Records from a collection
============================================================
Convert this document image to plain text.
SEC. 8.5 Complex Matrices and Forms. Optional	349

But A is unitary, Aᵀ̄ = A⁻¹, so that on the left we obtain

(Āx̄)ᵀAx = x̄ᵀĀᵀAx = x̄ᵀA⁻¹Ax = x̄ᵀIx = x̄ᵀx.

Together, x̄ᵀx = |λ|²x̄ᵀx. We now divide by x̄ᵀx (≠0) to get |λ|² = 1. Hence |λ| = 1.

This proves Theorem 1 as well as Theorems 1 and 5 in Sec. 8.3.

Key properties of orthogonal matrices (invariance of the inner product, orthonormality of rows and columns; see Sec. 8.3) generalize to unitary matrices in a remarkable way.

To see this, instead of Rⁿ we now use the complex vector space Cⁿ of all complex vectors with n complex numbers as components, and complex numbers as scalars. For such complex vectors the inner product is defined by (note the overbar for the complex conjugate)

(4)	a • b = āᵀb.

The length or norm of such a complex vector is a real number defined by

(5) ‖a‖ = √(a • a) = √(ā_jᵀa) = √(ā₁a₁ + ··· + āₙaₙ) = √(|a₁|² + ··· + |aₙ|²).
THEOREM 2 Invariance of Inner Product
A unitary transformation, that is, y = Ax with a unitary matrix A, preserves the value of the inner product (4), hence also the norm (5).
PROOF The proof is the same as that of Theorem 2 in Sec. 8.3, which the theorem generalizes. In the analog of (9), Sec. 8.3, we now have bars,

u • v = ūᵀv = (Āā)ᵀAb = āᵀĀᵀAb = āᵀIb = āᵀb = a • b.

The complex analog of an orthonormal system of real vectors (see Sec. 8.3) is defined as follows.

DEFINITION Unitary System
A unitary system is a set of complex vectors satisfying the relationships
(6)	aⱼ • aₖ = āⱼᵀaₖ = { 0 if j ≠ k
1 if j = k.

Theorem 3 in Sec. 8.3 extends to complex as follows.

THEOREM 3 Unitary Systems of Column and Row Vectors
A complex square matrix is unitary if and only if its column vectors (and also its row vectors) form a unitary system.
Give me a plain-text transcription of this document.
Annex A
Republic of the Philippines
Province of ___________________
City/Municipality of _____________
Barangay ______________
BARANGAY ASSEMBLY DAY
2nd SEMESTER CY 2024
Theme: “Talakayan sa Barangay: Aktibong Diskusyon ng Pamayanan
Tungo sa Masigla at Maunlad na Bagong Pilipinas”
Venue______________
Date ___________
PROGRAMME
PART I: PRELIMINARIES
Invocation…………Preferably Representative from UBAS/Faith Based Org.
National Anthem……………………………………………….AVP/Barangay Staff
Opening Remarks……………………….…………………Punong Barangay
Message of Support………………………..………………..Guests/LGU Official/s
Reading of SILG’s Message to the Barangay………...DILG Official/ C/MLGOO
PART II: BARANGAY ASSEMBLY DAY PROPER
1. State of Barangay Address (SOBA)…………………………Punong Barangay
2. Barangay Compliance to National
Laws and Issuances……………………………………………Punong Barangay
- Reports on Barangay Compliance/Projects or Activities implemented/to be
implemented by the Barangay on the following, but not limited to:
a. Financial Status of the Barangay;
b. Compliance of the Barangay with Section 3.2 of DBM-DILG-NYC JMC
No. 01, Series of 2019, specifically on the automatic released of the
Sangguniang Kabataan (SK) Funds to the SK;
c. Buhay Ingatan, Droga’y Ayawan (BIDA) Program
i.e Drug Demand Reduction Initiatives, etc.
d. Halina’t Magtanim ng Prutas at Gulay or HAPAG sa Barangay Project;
============================================================
> _SET EXERCISE_: Write all of the records out again exactly.

> _THE OUTPUT_:
Convert this document image to plain text.
SEC. 8.5 Complex Matrices and Forms. Optional	349

But A is unitary, Aᵀ̄ = A⁻¹, so that on the left we obtain

(Āx̄)ᵀAx = x̄ᵀĀᵀAx = x̄ᵀA⁻¹Ax = x̄ᵀIx = x̄ᵀx.

Together, x̄ᵀx = |λ|²x̄ᵀx. We now divide by x̄ᵀx (≠0) to get |λ|² = 1. Hence |λ| = 1.

This proves Theorem 1 as well as Theorems 1 and 5 in Sec. 8.3.

Key properties of orthogonal matrices (invariance of the inner product, orthonormality of rows and columns; see Sec. 8.3) generalize to unitary matrices in a remarkable way.

To see this, instead of Rⁿ we now use the complex vector space Cⁿ of all complex vectors with n complex numbers as components, and complex numbers as scalars. For such complex vectors the inner product is defined by (note the overbar for the complex conjugate)

(4)	a • b = āᵀb.

The length or norm of such a complex vector is a real number defined by

(5) ‖a‖ = √(a • a) = √(ā_jᵀa) = √(ā₁a₁ + ··· + āₙaₙ) = √(|a₁|² + ··· + |aₙ|²).
THEOREM 2 Invariance of Inner Product
A unitary transformation, that is, y = Ax with a unitary matrix A, preserves the value of the inner product (4), hence also the norm (5).
PROOF The proof is the same as that of Theorem 2 in Sec. 8.3, which the theorem generalizes. In the analog of (9), Sec. 8.3, we now have bars,

u • v = ūᵀv = (Āā)ᵀAb = āᵀĀᵀAb = āᵀIb = āᵀb = a • b.

The complex analog of an orthonormal system of real vectors (see Sec. 8.3) is defined as follows.

DEFINITION Unitary System
A unitary system is a set of complex vectors satisfying the relationships
(6)	aⱼ • aₖ = āⱼᵀaₖ = { 0 if j ≠ k
1 if j = k.

Theorem 3 in Sec. 8.3 extends to complex as follows.

THEOREM 3 Unitary Systems of Column and Row Vectors
A complex square matrix is unitary if and only if its column vectors (and also its row vectors) form a unitary system.
Give me a plain-text transcription of this document.
Annex A
Republic of the Philippines
Province of ___________________
City/Municipality of _____________
Barangay ______________
BARANGAY ASSEMBLY DAY
2nd SEMESTER CY 2024
Theme: “Talakayan sa Barangay: Aktibong Diskusyon ng Pamayanan
Tungo sa Masigla at Maunlad na Bagong Pilipinas”
Venue______________
Date ___________
PROGRAMME
PART I: PRELIMINARIES
Invocation…………Preferably Representative from UBAS/Faith Based Org.
National Anthem……………………………………………….AVP/Barangay Staff
Opening Remarks……………………….…………………Punong Barangay
Message of Support………………………..………………..Guests/LGU Official/s
Reading of SILG’s Message to the Barangay………...DILG Official/ C/MLGOO
PART II: BARANGAY ASSEMBLY DAY PROPER
1. State of Barangay Address (SOBA)…………………………Punong Barangay
2. Barangay Compliance to National
Laws and Issuances……………………………………………Punong Barangay
- Reports on Barangay Compliance/Projects or Activities implemented/to be
implemented by the Barangay on the following, but not limited to:
a. Financial Status of the Barangay;
b. Compliance of the Barangay with Section 3.2 of DBM-DILG-NYC JMC
No. 01, Series of 2019, specifically on the automatic released of the
Sangguniang Kabataan (SK) Funds to the SK;
c. Buhay Ingatan, Droga’y Ayawan (BIDA) Program
i.e Drug Demand Reduction Initiatives, etc.
d. Halina’t Magtanim ng Prutas at Gulay or HAPAG sa Barangay Project;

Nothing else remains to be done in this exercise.